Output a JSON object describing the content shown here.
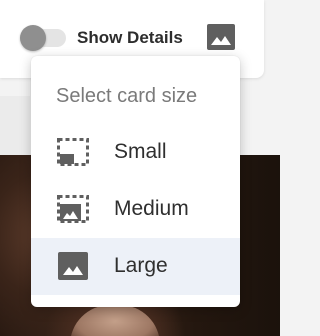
{
  "toolbar": {
    "show_details_label": "Show Details",
    "show_details_on": false
  },
  "menu": {
    "header": "Select card size",
    "items": [
      {
        "label": "Small",
        "icon": "card-size-small-icon",
        "selected": false
      },
      {
        "label": "Medium",
        "icon": "card-size-medium-icon",
        "selected": false
      },
      {
        "label": "Large",
        "icon": "card-size-large-icon",
        "selected": true
      }
    ]
  },
  "colors": {
    "icon": "#5f5f5f",
    "selected_bg": "#edf1f8",
    "toggle_knob": "#8f8f8f",
    "toggle_track": "#e4e4e4"
  }
}
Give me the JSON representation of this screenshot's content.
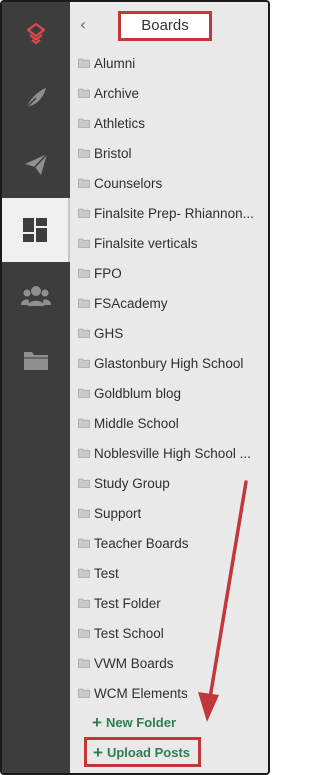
{
  "rail": {
    "items": [
      {
        "name": "brand-logo-icon",
        "active": false
      },
      {
        "name": "feather-icon",
        "active": false
      },
      {
        "name": "paper-plane-icon",
        "active": false
      },
      {
        "name": "dashboard-icon",
        "active": true
      },
      {
        "name": "users-icon",
        "active": false
      },
      {
        "name": "folder-icon",
        "active": false
      }
    ]
  },
  "panel": {
    "back_icon": "chevron-left-icon",
    "title": "Boards",
    "boards": [
      "Alumni",
      "Archive",
      "Athletics",
      "Bristol",
      "Counselors",
      "Finalsite Prep- Rhiannon...",
      "Finalsite verticals",
      "FPO",
      "FSAcademy",
      "GHS",
      "Glastonbury High School",
      "Goldblum blog",
      "Middle School",
      "Noblesville High School ...",
      "Study Group",
      "Support",
      "Teacher Boards",
      "Test",
      "Test Folder",
      "Test School",
      "VWM Boards",
      "WCM Elements"
    ],
    "new_folder_label": "New Folder",
    "upload_posts_label": "Upload Posts"
  },
  "colors": {
    "rail_bg": "#3d3d3d",
    "panel_bg": "#e9e9e9",
    "highlight_red": "#c0383a",
    "action_green": "#2e7d4f",
    "brand_red": "#e0484b"
  }
}
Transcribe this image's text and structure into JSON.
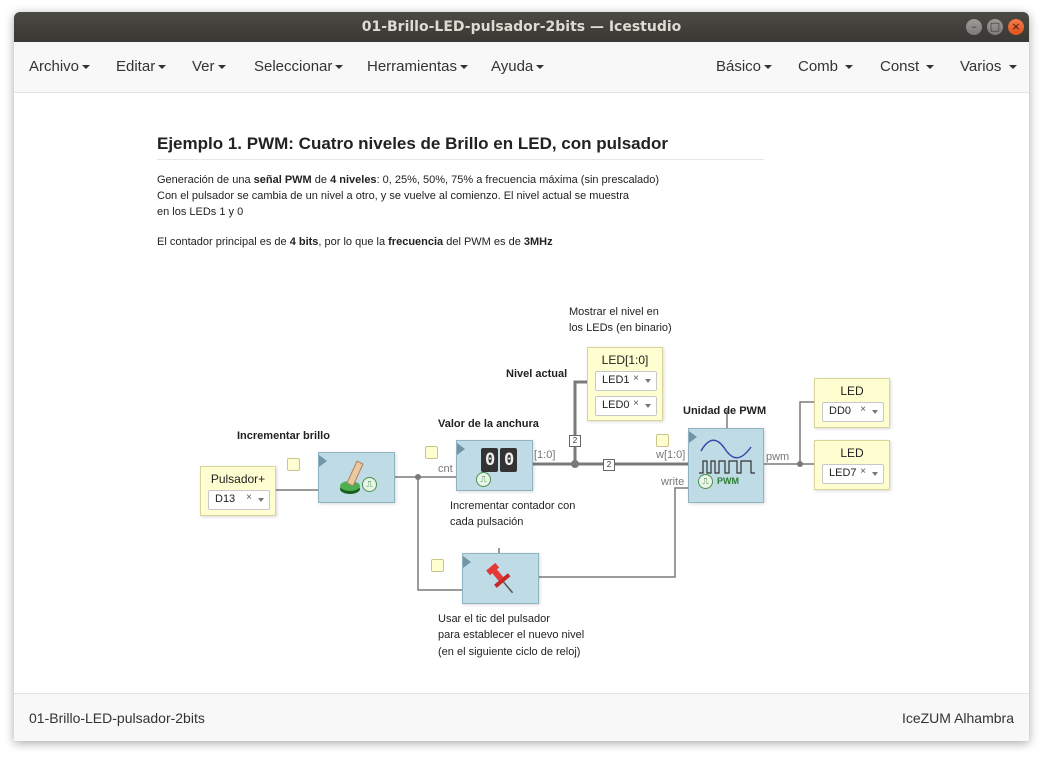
{
  "window": {
    "title": "01-Brillo-LED-pulsador-2bits — Icestudio"
  },
  "menu": {
    "left": [
      {
        "label": "Archivo"
      },
      {
        "label": "Editar"
      },
      {
        "label": "Ver"
      },
      {
        "label": "Seleccionar"
      },
      {
        "label": "Herramientas"
      },
      {
        "label": "Ayuda"
      }
    ],
    "right": [
      {
        "label": "Básico"
      },
      {
        "label": "Comb"
      },
      {
        "label": "Const"
      },
      {
        "label": "Varios"
      }
    ]
  },
  "doc": {
    "title": "Ejemplo 1. PWM: Cuatro niveles de Brillo en LED, con pulsador",
    "p1_a": "Generación de una ",
    "p1_b": "señal PWM",
    "p1_c": " de ",
    "p1_d": "4 niveles",
    "p1_e": ": 0, 25%, 50%, 75% a frecuencia máxima (sin prescalado)",
    "p1_line2": "Con el pulsador se cambia de un nivel a otro, y se vuelve al comienzo. El nivel actual se muestra",
    "p1_line3": "en los LEDs 1 y 0",
    "p2_a": "El contador principal es de ",
    "p2_b": "4 bits",
    "p2_c": ", por lo que la ",
    "p2_d": "frecuencia",
    "p2_e": " del PWM es de ",
    "p2_f": "3MHz"
  },
  "diagram": {
    "labels": {
      "show_level_1": "Mostrar el nivel en",
      "show_level_2": "los LEDs (en binario)",
      "nivel_actual": "Nivel actual",
      "valor_anchura": "Valor de la anchura",
      "unidad_pwm": "Unidad de PWM",
      "incrementar_brillo": "Incrementar brillo",
      "inc_contador_1": "Incrementar contador con",
      "inc_contador_2": "cada pulsación",
      "usar_tic_1": "Usar el tic del pulsador",
      "usar_tic_2": "para establecer el nuevo nivel",
      "usar_tic_3": "(en el siguiente ciclo de reloj)"
    },
    "ports": {
      "cnt": "cnt",
      "range": "[1:0]",
      "w": "w[1:0]",
      "write": "write",
      "pwm": "pwm",
      "pwm_block": "PWM",
      "bus_width_1": "2",
      "bus_width_2": "2"
    },
    "counter_digits": [
      "0",
      "0"
    ],
    "inputs": [
      {
        "name": "Pulsador+",
        "pin": "D13",
        "clear": "×"
      }
    ],
    "outputs": [
      {
        "name": "LED[1:0]",
        "pins": [
          "LED1",
          "LED0"
        ],
        "clear": "×"
      },
      {
        "name": "LED",
        "pins": [
          "DD0"
        ],
        "clear": "×"
      },
      {
        "name": "LED",
        "pins": [
          "LED7"
        ],
        "clear": "×"
      }
    ]
  },
  "footer": {
    "left": "01-Brillo-LED-pulsador-2bits",
    "right": "IceZUM Alhambra"
  },
  "colors": {
    "io_block": "#fffed0",
    "logic_block": "#bfdbe6",
    "wire": "#777777",
    "bus": "#777777"
  }
}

**OBJECTIVE**
Copy each line in the data that holds the word "title".

**EXPECTED OUTPUT**
    "title": "Boards",
    "title": "01-Brillo-LED-pulsador-2bits — Icestudio"
    "title": "Ejemplo 1. PWM: Cuatro niveles de Brillo en LED, con pulsador",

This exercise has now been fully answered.